[Start of Data supplied]
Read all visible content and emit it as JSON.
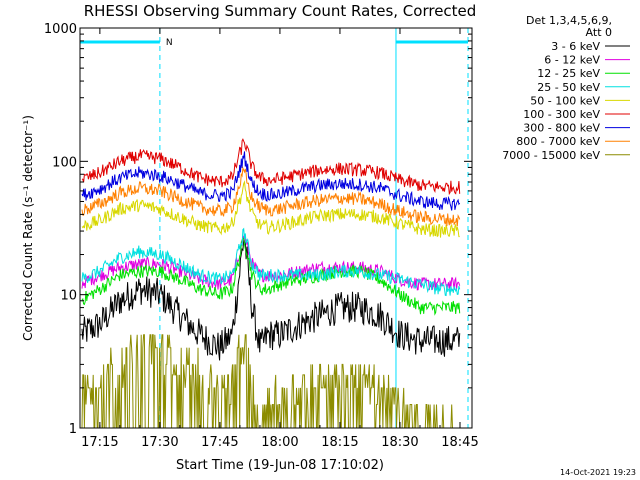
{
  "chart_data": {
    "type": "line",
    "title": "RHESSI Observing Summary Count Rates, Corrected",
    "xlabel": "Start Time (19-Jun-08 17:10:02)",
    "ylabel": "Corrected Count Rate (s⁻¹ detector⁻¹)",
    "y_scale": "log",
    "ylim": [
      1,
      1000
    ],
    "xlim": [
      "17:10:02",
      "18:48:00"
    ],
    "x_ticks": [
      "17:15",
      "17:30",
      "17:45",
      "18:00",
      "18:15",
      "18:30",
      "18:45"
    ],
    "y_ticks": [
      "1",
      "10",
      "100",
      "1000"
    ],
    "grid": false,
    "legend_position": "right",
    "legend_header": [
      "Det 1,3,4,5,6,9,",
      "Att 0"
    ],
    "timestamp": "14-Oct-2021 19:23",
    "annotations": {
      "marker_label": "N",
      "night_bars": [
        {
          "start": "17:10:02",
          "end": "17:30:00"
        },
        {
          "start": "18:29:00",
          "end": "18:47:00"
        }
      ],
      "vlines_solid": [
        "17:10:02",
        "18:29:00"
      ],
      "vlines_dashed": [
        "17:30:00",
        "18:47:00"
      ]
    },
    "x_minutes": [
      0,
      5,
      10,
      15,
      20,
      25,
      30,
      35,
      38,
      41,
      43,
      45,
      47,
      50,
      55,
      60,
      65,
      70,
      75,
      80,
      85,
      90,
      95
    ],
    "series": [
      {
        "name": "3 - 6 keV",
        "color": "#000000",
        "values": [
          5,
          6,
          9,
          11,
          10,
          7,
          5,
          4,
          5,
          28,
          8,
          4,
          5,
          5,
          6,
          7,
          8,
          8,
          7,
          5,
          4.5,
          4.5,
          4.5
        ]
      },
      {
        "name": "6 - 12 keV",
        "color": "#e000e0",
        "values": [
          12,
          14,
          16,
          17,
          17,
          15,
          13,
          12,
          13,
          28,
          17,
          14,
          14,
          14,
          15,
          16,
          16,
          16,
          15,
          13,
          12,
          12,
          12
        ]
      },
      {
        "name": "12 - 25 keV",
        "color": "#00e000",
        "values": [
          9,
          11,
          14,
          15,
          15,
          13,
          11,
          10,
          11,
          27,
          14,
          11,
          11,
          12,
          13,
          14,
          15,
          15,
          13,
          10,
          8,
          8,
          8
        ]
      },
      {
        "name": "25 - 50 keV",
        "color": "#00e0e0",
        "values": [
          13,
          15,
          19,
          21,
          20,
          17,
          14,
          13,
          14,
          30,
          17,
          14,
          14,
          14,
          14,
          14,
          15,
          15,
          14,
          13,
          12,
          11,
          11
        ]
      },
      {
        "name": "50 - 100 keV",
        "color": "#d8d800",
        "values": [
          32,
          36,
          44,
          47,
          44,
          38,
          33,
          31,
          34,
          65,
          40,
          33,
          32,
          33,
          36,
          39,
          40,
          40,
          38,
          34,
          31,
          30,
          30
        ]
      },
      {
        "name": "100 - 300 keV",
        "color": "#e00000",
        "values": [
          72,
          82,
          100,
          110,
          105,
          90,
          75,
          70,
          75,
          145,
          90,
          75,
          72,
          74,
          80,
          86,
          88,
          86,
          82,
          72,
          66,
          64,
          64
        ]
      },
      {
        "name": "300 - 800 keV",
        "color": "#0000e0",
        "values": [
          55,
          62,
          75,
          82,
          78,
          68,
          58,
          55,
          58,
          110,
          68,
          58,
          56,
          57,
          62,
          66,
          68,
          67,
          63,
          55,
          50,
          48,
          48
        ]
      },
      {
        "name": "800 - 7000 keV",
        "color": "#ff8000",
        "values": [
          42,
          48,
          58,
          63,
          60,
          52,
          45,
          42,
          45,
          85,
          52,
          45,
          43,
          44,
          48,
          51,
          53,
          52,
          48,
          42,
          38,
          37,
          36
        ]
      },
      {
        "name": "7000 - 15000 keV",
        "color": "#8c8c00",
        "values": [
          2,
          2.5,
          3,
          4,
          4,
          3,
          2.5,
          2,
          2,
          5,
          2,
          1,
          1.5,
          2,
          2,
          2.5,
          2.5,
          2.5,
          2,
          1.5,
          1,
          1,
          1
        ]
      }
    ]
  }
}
[End of Data supplied]
[Work to complete] From the entries above, copy every line containing the word "color".

[Completed task]
        "color": "#000000",
        "color": "#e000e0",
        "color": "#00e000",
        "color": "#00e0e0",
        "color": "#d8d800",
        "color": "#e00000",
        "color": "#0000e0",
        "color": "#ff8000",
        "color": "#8c8c00",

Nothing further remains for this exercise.